> **WHAT YOU ARE ASKED TO DO**: Where the word "arrow" occurs in a line, return that line.
** Start of MATERIAL PROVIDED **
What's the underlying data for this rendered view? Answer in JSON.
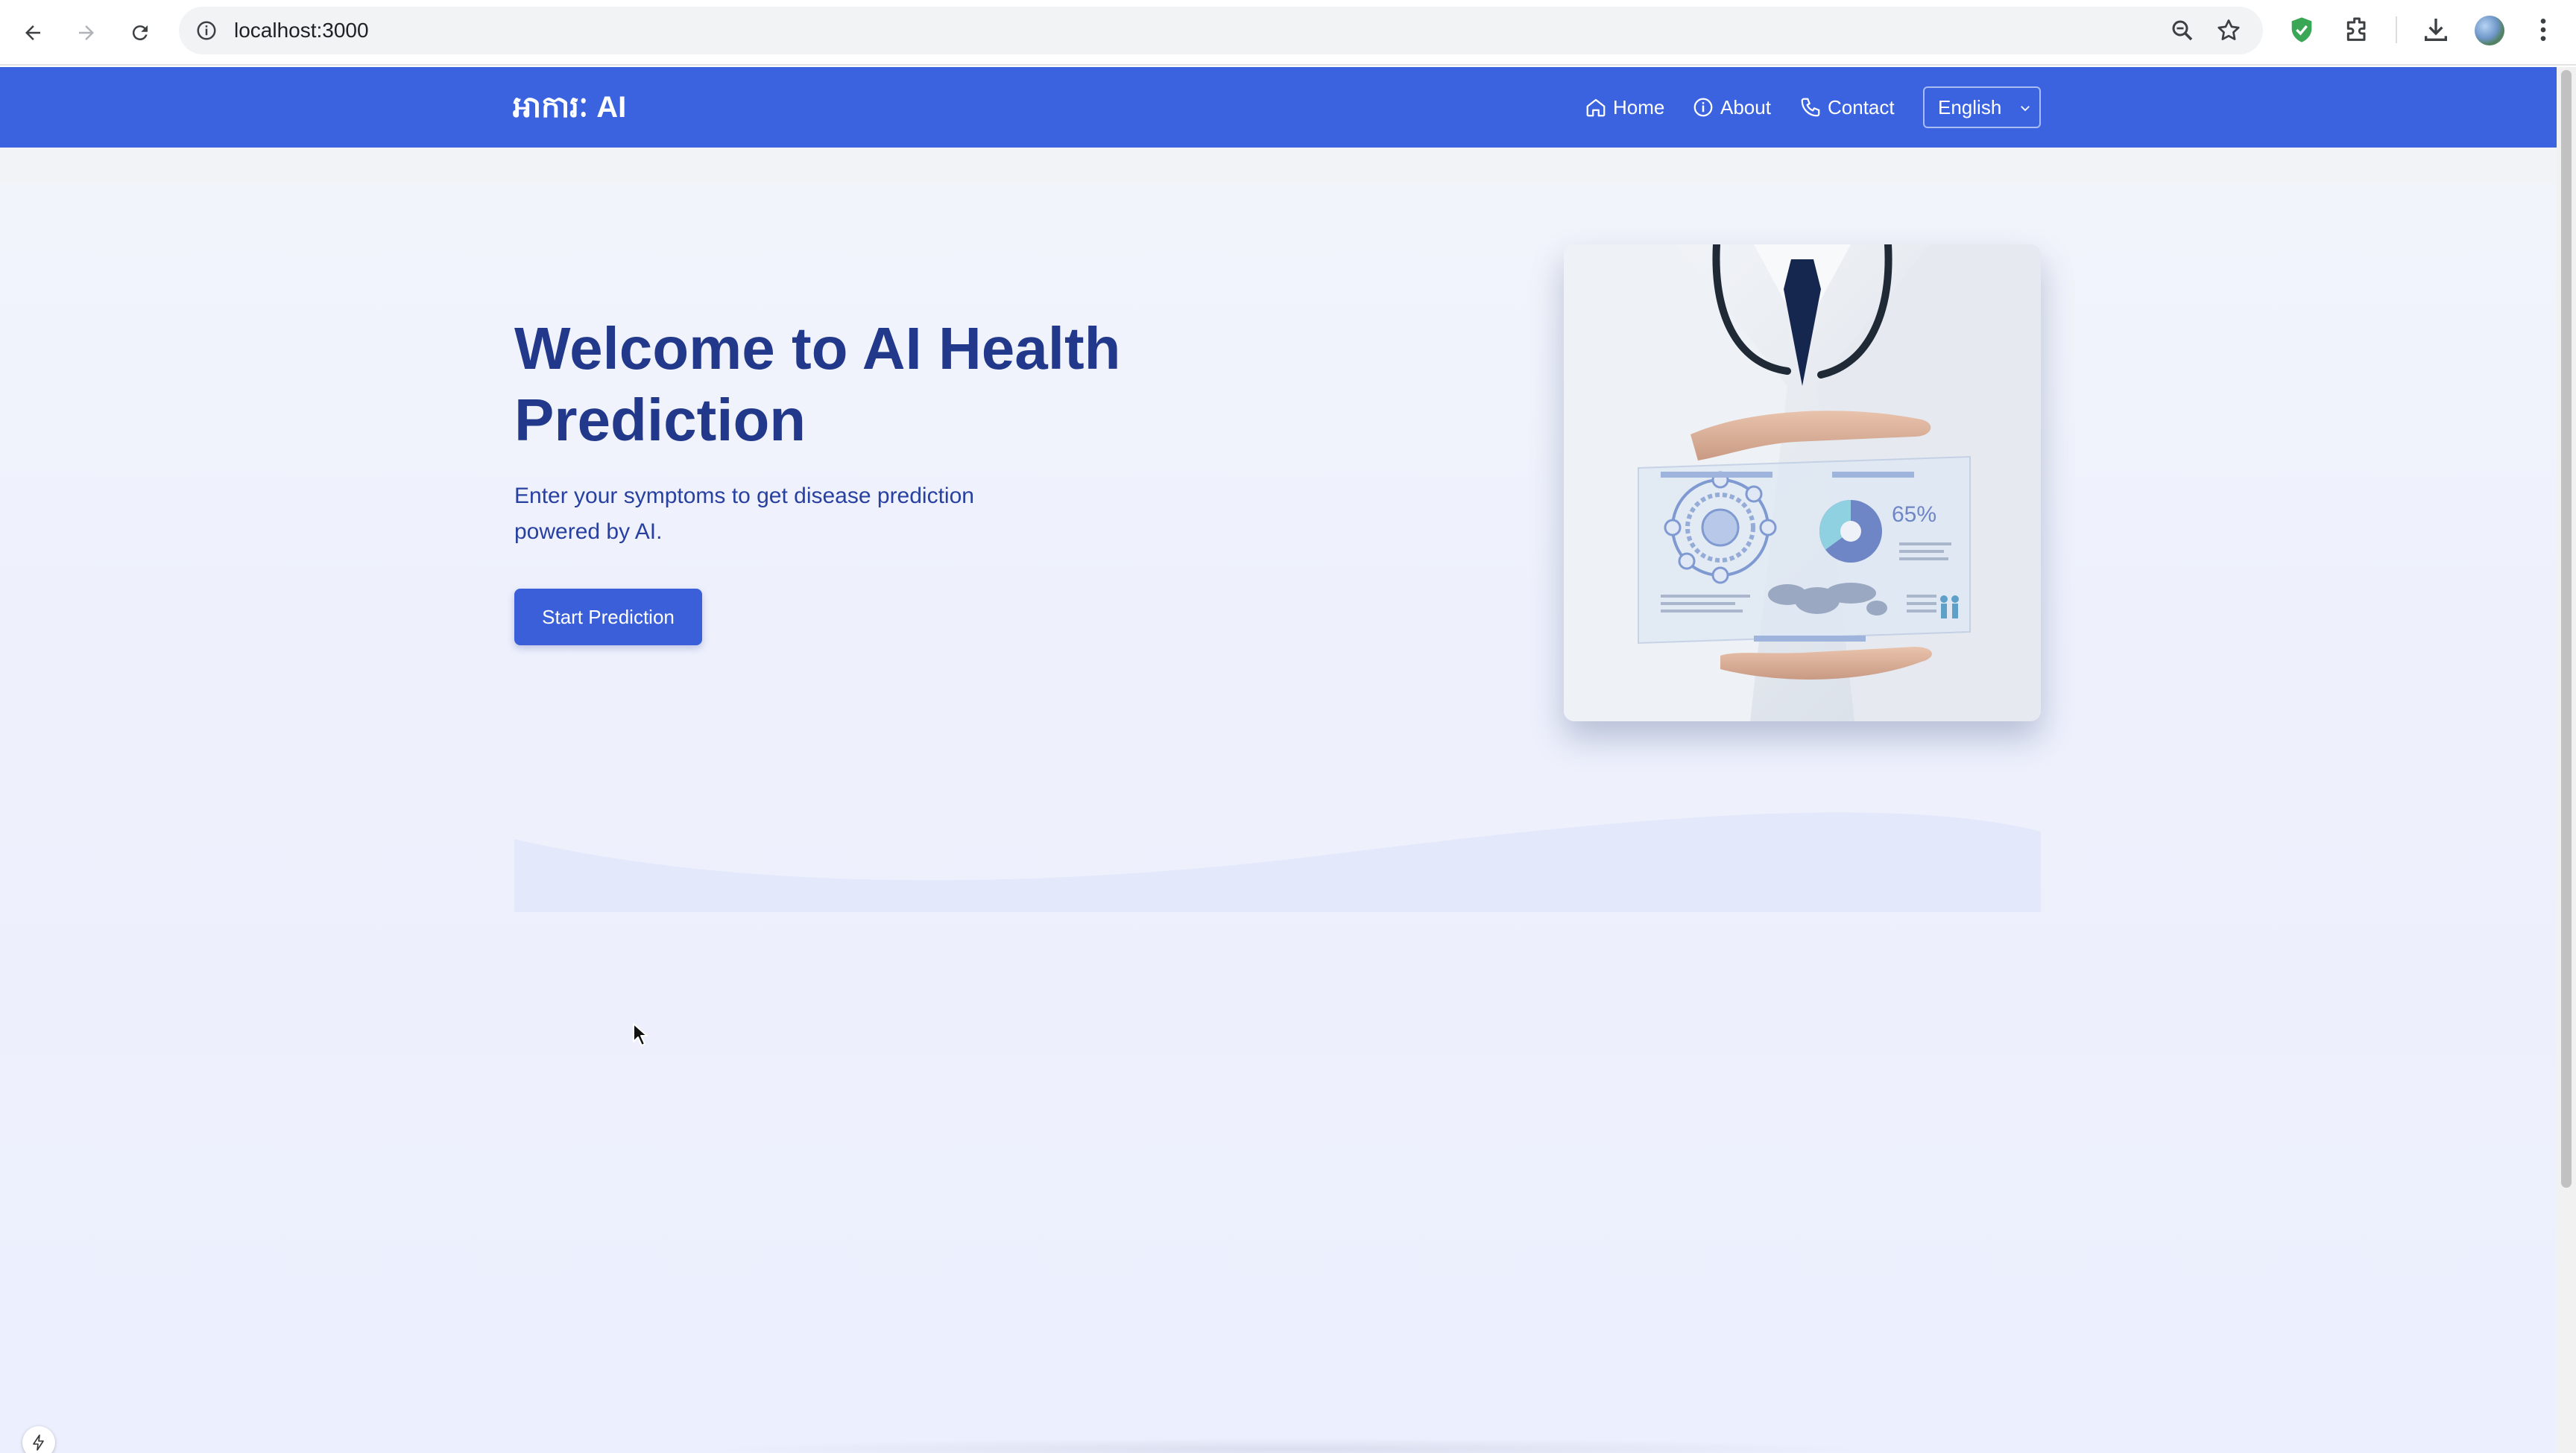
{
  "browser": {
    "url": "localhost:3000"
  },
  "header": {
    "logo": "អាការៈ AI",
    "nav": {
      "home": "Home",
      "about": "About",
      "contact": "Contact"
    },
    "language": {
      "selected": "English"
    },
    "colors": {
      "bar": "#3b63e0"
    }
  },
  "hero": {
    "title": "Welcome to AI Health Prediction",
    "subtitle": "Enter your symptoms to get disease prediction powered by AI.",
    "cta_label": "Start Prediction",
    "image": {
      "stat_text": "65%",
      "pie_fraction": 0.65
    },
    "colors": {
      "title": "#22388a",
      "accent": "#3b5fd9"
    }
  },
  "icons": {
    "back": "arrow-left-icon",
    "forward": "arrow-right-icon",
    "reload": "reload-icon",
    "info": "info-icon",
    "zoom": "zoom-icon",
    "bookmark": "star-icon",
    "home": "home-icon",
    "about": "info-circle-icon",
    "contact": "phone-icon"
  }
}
** End of MATERIAL PROVIDED **
** Start of MATERIAL PROVIDED **
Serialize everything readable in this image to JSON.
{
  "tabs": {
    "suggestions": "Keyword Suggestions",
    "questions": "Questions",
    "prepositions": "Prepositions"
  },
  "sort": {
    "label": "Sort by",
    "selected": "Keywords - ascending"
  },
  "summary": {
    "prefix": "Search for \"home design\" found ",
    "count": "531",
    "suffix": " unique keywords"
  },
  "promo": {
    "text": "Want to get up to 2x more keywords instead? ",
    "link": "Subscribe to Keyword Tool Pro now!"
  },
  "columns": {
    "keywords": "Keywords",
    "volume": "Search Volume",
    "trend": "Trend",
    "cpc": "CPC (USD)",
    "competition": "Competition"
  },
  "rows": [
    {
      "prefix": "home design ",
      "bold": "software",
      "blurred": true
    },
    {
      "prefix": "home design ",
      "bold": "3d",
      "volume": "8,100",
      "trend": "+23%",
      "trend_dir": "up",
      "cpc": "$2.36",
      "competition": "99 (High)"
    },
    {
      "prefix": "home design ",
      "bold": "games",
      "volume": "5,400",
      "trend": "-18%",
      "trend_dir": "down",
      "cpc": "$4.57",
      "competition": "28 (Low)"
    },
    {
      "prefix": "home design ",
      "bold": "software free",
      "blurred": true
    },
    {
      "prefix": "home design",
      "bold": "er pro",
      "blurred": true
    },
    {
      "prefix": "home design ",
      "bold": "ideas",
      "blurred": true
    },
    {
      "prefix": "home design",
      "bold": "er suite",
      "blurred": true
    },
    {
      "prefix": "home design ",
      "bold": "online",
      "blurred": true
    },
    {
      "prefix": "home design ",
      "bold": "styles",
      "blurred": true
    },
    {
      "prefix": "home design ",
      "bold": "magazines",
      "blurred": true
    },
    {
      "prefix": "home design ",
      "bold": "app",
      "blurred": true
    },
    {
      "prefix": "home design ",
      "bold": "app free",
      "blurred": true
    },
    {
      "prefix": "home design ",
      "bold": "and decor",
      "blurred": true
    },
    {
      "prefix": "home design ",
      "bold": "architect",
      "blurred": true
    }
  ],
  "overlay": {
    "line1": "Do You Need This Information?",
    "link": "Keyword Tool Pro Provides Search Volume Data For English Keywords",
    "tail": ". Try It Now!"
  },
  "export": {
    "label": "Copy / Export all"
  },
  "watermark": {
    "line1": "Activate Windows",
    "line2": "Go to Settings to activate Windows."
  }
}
** End of MATERIAL PROVIDED **
> **THE COMPLETED TASK**:
    "back": "arrow-left-icon",
    "forward": "arrow-right-icon",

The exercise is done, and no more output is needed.